[[ Selected text, beginning ]]
Help with OO Model

M

Marc De Schrijver

I'm designing an OO Model for a large application, and I have some question
on how to model a particular situation; it's not directly related to C# but
rather to general OO. The applicaiton will be developed in C# 2.0 though,
which may have some influence on the OO model.
Here's what I'm trying to model:

I have a class Company, a class Publisher, a class Manufacturer and a class
Distributor.
Their relationships are as follows:
1. A Publisher is a Company
2. A Manufacturer is a Company
3. A Distributor is a Company
6. A Company can be just a distributor
4. A Company can be just a publisher or a publisher and distributor at the
same time
5. A Company can be just a manufacturer or a manufacturer and distributor at
the same time
7. A Company can be a publisher, manufacturer and distributor all at the
same time

A Publisher and a Manufacturer are very similar in that they both create a
product; however, I think of the two roles differently and would prefer to
maintain them as different entity types. I would like to see code like
Publisher.Product when I'm dealing with printed material and
Manufacturer.Product when I'm dealing with non-printed material.
On the other hand, given a Product I would like to be able to return its
creator, which could be either a manufacturer or a publisher, depending on
the kind of product.

Any insights or recommendations are greatly appreciated.

-- Hans
 
D

Dave Sexton

Hi Marc,

I assume that you're stuck on inheritance chains?

It's probably worth mentioning first that a question like this won't get you
suitable answers without stating requirements of the application such as
those pertaining to the data model and business rules. Just stating that
one class can also be another doesn't really make too much of a difference
since there are so many other variables to be considered when architecting a
solution.

Secondly, and due to a lack of appropriate information, it's difficult to
say whether or not any of these entities should even be entities in the
first place. Maybe Company should just be an attribute on a Product class,
for instance. The question is, how normalized is your data model and is
there a real need for distinct state or the capability to process business
rules in a Company class?

Assuming that you really need an entity for each of the types you have
mentioned, you could create an abstract base class named, "Company", from
which any class can derive. Then create interfaces such as, IPublisher,
IManufacturer and IDistributer. Any class that derives from Company
(inheriting all of the base functionality) can also implement any of the
interfaces as well. Therefore, you could have classes such as
PublisherDistributer and PublisherManufacturerDistributor, etc.

Another option is to define interfaces such as, IProductProvider, which
could be implemented by IPublisher and IManufacturer, as per your example
where you'd like to code something like, "publisher.Product" or
"manufacturer.Product".

The level of granularity that you go defining interfaces and classes should
depend on the business rules and your versioning strategy, with what "seems"
correct being the least important, IMO. It's not just a matter of
recreating the real world out of objects, it's about what architecture would
allow you to accomplish your goals in the easiest, most flexible manner,
which is why analyzing the requirements would allow newsgroupers to offer
appropriate design patterns instead of arbitrary polymorphic techniques :)
[[ Selected text, end ]]
[[ Material shown, beginning ]]
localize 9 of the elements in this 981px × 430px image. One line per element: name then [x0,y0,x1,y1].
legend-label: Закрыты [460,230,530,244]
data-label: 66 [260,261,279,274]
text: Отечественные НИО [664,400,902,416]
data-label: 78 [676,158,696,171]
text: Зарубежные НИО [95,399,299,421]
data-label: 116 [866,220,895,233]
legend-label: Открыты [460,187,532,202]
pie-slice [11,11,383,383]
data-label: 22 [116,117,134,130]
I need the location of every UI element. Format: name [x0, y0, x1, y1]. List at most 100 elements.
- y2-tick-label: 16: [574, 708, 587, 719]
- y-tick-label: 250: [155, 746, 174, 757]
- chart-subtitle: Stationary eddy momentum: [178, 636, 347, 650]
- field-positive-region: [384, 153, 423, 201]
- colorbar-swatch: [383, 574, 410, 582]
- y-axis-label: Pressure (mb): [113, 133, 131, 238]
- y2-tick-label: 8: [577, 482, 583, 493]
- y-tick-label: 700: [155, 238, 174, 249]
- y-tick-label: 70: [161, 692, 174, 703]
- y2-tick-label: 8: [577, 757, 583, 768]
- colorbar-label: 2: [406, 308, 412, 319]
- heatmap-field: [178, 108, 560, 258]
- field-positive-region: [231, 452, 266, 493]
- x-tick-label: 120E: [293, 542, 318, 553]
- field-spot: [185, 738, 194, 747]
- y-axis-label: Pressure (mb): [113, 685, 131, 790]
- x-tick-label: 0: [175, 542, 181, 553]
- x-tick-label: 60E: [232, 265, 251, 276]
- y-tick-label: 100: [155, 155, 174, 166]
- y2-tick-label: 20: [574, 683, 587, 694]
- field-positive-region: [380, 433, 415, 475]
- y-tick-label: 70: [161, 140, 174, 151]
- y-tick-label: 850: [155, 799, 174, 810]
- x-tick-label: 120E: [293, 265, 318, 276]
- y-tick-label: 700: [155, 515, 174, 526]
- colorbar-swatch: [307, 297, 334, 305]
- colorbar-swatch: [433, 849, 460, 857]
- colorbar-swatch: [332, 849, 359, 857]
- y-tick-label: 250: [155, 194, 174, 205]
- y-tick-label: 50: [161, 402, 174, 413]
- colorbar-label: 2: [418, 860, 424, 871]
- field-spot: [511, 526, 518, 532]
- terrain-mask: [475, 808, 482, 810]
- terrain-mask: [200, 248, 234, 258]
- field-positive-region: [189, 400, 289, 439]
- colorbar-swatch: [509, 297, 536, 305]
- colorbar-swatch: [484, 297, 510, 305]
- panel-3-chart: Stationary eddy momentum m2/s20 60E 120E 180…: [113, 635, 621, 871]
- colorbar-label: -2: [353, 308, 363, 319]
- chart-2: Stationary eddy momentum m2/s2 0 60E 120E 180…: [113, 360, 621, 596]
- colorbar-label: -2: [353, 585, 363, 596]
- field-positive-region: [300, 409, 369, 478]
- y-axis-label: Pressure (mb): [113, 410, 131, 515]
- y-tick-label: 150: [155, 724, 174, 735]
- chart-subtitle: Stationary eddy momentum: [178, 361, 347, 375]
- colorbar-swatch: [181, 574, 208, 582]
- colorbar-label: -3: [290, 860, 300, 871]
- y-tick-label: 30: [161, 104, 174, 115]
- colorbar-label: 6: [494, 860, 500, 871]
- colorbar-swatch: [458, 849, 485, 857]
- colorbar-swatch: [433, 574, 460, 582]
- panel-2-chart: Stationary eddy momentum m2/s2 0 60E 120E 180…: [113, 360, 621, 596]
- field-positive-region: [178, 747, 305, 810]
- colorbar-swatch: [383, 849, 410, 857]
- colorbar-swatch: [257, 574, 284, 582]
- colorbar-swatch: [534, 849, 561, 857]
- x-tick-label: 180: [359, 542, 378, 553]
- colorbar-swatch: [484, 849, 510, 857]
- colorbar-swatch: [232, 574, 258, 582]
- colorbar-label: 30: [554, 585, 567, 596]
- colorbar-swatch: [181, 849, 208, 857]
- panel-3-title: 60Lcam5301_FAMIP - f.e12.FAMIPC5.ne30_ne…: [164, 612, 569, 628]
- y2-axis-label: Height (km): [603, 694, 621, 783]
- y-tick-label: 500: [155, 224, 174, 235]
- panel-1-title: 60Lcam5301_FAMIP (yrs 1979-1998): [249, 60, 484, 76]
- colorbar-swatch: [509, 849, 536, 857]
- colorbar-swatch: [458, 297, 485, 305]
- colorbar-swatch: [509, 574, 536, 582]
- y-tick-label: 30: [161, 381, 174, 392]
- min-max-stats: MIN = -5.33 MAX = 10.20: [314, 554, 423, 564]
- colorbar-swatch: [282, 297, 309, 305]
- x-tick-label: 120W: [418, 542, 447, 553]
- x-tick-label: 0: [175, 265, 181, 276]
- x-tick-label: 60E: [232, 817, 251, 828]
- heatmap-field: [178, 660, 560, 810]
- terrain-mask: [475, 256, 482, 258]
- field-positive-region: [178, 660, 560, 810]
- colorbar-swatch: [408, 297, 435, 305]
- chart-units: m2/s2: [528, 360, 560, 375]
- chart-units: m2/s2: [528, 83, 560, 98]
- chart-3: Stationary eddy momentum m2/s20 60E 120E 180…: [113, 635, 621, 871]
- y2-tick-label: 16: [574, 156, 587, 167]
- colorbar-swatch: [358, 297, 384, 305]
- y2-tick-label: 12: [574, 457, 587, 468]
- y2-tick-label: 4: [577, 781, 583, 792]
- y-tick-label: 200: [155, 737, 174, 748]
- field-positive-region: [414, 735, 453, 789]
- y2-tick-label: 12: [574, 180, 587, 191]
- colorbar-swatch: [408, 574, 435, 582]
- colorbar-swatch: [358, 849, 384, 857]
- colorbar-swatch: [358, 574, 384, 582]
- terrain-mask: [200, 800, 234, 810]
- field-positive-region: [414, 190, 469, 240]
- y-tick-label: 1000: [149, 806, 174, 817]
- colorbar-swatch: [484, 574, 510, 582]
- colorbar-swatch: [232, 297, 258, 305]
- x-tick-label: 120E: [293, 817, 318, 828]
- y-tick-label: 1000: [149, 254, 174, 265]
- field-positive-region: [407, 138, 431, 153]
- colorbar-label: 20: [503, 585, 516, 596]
[[ Material shown, end ]]
▶ [Work to complete]:
A: In the OO model thread, why does the reply say that stating one class can also be another doesn't make much difference?
B: Answer these questions from the OO model thread.
(i) In which version of C# will the application be developed?
(ii) What kind of material does the poster associate with Publisher.Product?
(iii) What name does the reply suggest for the abstract base class?
C: List every interface named in the reply in the OO model thread.

▶ [Expected results]:
A: Many other variables have to be considered when architecting a solution. Without requirements such as those for the data model and business rules, the question can't get suitable answers.

B:
(i) C# 2.0
(ii) Printed material
(iii) Company

C: IPublisher, IManufacturer, IDistributer, IProductProvider